[Stored records]
>>

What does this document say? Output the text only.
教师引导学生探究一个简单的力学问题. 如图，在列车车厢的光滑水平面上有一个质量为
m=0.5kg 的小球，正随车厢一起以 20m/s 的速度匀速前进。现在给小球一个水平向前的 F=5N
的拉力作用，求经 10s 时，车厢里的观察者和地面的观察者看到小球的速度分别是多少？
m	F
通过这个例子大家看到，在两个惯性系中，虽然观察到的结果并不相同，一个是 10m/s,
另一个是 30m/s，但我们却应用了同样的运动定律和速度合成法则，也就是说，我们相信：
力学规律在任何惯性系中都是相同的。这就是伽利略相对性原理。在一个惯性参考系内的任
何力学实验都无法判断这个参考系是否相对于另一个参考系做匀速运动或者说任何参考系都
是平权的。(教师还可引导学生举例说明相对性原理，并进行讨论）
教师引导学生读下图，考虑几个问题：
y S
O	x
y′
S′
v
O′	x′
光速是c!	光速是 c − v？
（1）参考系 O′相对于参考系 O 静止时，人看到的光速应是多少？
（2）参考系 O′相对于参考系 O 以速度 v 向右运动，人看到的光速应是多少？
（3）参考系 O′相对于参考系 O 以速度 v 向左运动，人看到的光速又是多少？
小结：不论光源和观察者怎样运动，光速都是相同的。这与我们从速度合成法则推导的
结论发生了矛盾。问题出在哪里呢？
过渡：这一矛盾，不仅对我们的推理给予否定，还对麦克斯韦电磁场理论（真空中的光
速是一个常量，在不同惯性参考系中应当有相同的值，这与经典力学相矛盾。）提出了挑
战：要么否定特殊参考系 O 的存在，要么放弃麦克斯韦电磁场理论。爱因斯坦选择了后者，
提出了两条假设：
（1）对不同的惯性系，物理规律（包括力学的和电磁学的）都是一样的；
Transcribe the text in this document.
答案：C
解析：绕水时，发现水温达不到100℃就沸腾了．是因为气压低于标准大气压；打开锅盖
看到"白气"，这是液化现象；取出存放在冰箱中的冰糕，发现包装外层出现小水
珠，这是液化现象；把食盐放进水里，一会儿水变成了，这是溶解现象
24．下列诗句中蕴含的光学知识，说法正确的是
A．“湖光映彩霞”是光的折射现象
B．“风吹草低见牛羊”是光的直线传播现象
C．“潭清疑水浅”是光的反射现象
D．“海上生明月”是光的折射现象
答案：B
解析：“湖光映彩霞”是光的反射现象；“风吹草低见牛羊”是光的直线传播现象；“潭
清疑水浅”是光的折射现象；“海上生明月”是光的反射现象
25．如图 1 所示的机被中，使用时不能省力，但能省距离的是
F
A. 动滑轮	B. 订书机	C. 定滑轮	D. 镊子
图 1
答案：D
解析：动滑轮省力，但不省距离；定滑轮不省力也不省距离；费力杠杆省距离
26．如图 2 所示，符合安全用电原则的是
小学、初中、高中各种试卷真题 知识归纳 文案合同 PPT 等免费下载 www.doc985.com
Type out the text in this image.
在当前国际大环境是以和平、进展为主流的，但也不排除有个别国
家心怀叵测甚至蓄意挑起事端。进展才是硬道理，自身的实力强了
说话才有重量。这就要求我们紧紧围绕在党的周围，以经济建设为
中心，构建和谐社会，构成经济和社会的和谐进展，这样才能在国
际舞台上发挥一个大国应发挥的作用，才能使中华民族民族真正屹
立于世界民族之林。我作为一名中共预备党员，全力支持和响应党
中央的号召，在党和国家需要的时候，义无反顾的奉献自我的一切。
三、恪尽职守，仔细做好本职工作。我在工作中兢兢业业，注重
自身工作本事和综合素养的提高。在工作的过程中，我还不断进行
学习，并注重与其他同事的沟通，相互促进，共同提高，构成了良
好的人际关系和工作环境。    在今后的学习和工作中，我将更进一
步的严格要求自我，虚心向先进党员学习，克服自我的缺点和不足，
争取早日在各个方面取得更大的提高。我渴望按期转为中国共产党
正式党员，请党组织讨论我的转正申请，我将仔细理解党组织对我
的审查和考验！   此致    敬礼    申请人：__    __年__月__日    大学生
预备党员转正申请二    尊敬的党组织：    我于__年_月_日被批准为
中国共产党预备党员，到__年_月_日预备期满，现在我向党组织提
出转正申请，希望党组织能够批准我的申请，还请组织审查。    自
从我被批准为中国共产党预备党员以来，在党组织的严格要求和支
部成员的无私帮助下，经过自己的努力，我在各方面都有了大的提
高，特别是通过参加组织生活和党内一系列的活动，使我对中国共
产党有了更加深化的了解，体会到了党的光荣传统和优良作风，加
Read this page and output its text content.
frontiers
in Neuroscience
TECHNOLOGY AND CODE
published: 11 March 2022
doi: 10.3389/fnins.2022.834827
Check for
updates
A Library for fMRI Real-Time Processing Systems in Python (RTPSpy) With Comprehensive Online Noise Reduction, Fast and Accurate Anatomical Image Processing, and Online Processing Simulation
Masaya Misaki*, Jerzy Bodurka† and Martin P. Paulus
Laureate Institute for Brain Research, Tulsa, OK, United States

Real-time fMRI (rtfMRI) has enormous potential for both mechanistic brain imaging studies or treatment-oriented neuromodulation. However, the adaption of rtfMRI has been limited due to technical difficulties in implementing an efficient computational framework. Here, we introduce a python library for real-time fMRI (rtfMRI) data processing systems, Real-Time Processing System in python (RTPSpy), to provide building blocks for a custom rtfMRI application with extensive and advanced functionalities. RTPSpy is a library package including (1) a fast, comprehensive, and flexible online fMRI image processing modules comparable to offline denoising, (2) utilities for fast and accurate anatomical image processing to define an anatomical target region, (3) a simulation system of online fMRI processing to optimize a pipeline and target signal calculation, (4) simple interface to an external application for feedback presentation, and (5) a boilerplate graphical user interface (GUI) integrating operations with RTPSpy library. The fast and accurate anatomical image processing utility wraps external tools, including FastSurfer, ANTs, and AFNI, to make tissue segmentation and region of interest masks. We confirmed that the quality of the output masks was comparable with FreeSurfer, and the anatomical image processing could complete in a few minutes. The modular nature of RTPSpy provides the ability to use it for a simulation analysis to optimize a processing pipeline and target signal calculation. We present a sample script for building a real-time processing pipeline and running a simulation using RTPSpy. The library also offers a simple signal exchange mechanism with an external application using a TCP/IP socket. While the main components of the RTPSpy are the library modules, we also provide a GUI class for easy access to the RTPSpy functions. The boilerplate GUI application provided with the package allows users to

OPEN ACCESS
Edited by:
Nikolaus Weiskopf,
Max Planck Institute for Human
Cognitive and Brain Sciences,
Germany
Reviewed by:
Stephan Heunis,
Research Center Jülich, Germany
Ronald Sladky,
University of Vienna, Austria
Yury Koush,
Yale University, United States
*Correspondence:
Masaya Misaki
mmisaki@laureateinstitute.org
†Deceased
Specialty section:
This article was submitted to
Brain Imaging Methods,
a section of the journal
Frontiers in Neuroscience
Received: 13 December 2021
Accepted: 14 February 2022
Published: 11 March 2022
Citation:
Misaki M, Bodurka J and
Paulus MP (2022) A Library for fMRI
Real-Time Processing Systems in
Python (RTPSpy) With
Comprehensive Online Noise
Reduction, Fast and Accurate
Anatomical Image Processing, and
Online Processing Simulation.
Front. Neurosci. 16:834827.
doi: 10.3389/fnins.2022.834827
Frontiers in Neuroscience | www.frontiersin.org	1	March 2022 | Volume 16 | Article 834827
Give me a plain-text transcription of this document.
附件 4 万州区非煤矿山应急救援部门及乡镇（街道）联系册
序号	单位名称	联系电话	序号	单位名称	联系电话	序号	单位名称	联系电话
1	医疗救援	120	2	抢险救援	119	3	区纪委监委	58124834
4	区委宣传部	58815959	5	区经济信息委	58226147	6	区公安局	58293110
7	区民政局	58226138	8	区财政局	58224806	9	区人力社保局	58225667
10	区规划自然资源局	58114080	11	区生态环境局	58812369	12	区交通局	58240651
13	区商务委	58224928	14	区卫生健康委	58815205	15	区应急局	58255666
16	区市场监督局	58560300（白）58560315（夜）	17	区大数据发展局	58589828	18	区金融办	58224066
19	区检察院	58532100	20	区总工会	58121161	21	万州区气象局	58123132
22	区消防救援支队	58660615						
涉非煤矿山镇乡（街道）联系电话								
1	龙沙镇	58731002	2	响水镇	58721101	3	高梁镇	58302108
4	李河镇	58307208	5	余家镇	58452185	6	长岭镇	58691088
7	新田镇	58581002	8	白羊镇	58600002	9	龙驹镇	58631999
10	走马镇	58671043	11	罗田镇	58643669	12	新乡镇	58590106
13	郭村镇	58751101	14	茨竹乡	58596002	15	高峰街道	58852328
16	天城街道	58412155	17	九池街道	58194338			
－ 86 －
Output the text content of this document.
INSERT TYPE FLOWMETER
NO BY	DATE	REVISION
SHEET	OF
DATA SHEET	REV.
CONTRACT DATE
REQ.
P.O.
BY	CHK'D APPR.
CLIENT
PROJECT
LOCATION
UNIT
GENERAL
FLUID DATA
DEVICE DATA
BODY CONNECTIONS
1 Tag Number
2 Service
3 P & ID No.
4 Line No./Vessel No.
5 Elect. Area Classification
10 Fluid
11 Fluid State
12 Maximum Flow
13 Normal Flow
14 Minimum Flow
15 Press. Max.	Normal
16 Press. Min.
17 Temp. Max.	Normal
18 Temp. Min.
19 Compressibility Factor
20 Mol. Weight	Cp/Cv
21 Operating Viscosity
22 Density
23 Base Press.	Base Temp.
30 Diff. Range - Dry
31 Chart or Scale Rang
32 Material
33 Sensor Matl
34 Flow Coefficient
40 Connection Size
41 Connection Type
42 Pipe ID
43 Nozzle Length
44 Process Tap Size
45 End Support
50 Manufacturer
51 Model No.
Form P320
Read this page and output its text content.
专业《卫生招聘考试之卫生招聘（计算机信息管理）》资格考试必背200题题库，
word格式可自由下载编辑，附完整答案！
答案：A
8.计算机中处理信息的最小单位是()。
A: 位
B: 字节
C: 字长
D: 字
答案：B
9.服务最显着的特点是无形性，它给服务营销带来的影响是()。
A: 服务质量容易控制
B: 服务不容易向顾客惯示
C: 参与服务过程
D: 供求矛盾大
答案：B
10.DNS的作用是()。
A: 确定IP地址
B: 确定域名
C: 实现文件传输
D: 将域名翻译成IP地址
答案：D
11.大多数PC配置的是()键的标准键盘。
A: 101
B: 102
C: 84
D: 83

<<

▸ **Exercise task**:
Quote verbatim the line containing "Output the text content of this document." and every line after it through the end of the records above.

▸ **The reply**:
Output the text content of this document.
INSERT TYPE FLOWMETER
NO BY	DATE	REVISION
SHEET	OF
DATA SHEET	REV.
CONTRACT DATE
REQ.
P.O.
BY	CHK'D APPR.
CLIENT
PROJECT
LOCATION
UNIT
GENERAL
FLUID DATA
DEVICE DATA
BODY CONNECTIONS
1 Tag Number
2 Service
3 P & ID No.
4 Line No./Vessel No.
5 Elect. Area Classification
10 Fluid
11 Fluid State
12 Maximum Flow
13 Normal Flow
14 Minimum Flow
15 Press. Max.	Normal
16 Press. Min.
17 Temp. Max.	Normal
18 Temp. Min.
19 Compressibility Factor
20 Mol. Weight	Cp/Cv
21 Operating Viscosity
22 Density
23 Base Press.	Base Temp.
30 Diff. Range - Dry
31 Chart or Scale Rang
32 Material
33 Sensor Matl
34 Flow Coefficient
40 Connection Size
41 Connection Type
42 Pipe ID
43 Nozzle Length
44 Process Tap Size
45 End Support
50 Manufacturer
51 Model No.
Form P320
Read this page and output its text content.
专业《卫生招聘考试之卫生招聘（计算机信息管理）》资格考试必背200题题库，
word格式可自由下载编辑，附完整答案！
答案：A
8.计算机中处理信息的最小单位是()。
A: 位
B: 字节
C: 字长
D: 字
答案：B
9.服务最显着的特点是无形性，它给服务营销带来的影响是()。
A: 服务质量容易控制
B: 服务不容易向顾客惯示
C: 参与服务过程
D: 供求矛盾大
答案：B
10.DNS的作用是()。
A: 确定IP地址
B: 确定域名
C: 实现文件传输
D: 将域名翻译成IP地址
答案：D
11.大多数PC配置的是()键的标准键盘。
A: 101
B: 102
C: 84
D: 83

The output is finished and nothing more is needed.